** Begin **

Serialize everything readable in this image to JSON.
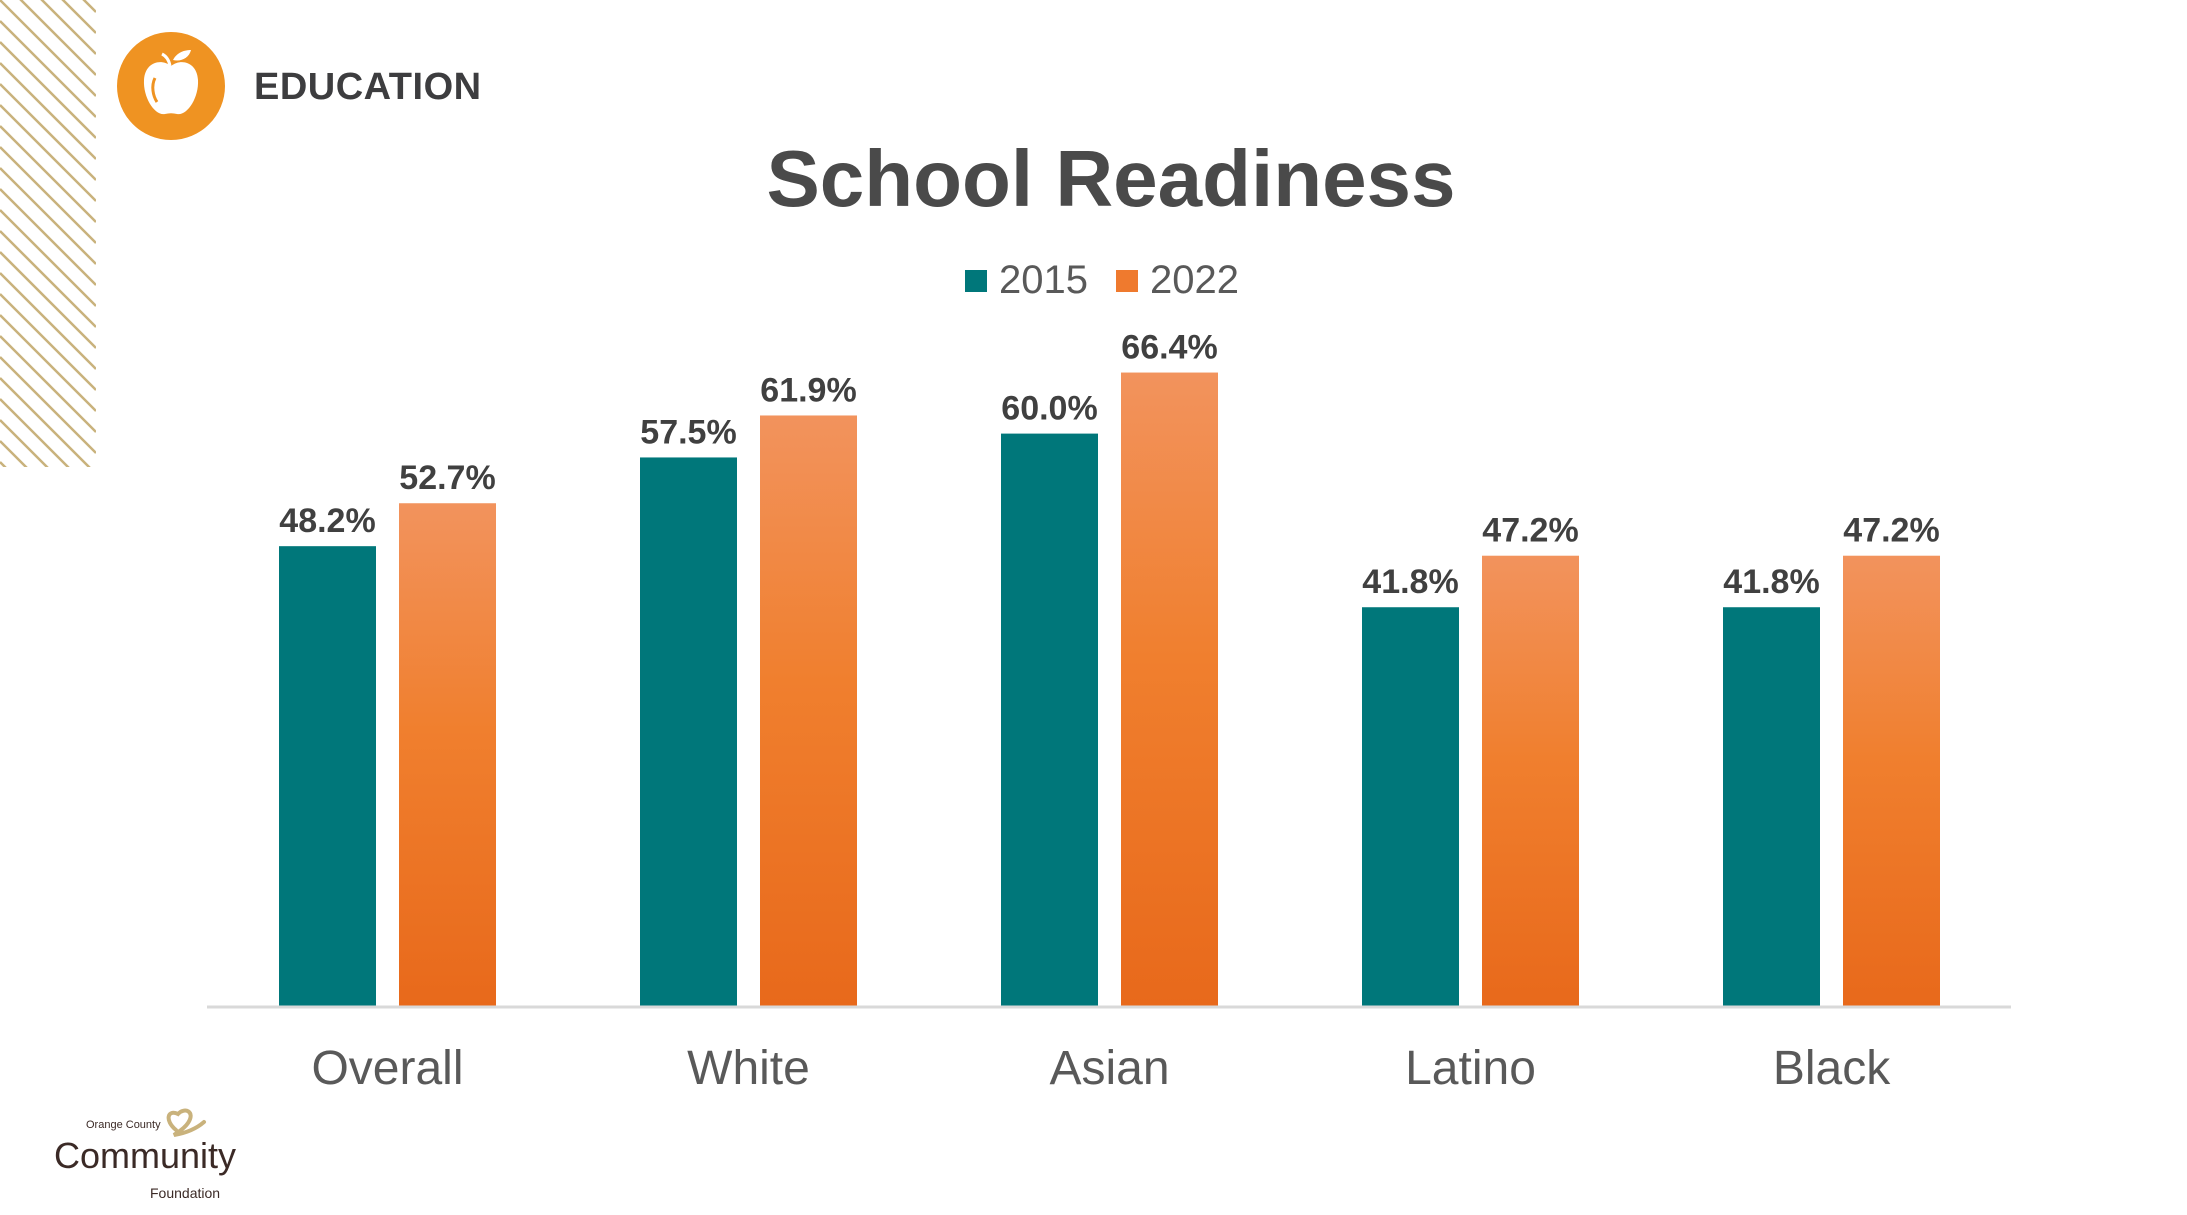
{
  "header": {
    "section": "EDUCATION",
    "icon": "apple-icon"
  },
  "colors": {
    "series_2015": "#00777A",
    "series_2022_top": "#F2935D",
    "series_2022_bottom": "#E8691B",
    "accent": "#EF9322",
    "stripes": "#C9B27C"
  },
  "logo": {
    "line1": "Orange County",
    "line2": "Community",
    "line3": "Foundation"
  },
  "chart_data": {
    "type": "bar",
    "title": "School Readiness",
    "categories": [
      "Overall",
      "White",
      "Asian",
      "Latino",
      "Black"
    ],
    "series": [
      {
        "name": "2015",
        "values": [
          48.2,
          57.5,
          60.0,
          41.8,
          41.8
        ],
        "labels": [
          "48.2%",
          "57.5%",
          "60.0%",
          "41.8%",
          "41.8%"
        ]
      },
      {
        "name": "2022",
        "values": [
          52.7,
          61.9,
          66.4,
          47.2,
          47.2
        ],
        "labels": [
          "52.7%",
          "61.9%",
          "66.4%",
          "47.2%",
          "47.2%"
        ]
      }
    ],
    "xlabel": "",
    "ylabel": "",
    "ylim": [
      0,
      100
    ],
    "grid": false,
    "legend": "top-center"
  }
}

** End **

## [REQUEST]
Set down the records in full and exactly. Do not carry over any image.

## [THE REPLY]
Serialize everything readable in this image to JSON.
{
  "header": {
    "section": "EDUCATION",
    "icon": "apple-icon"
  },
  "colors": {
    "series_2015": "#00777A",
    "series_2022_top": "#F2935D",
    "series_2022_bottom": "#E8691B",
    "accent": "#EF9322",
    "stripes": "#C9B27C"
  },
  "logo": {
    "line1": "Orange County",
    "line2": "Community",
    "line3": "Foundation"
  },
  "chart_data": {
    "type": "bar",
    "title": "School Readiness",
    "categories": [
      "Overall",
      "White",
      "Asian",
      "Latino",
      "Black"
    ],
    "series": [
      {
        "name": "2015",
        "values": [
          48.2,
          57.5,
          60.0,
          41.8,
          41.8
        ],
        "labels": [
          "48.2%",
          "57.5%",
          "60.0%",
          "41.8%",
          "41.8%"
        ]
      },
      {
        "name": "2022",
        "values": [
          52.7,
          61.9,
          66.4,
          47.2,
          47.2
        ],
        "labels": [
          "52.7%",
          "61.9%",
          "66.4%",
          "47.2%",
          "47.2%"
        ]
      }
    ],
    "xlabel": "",
    "ylabel": "",
    "ylim": [
      0,
      100
    ],
    "grid": false,
    "legend": "top-center"
  }
}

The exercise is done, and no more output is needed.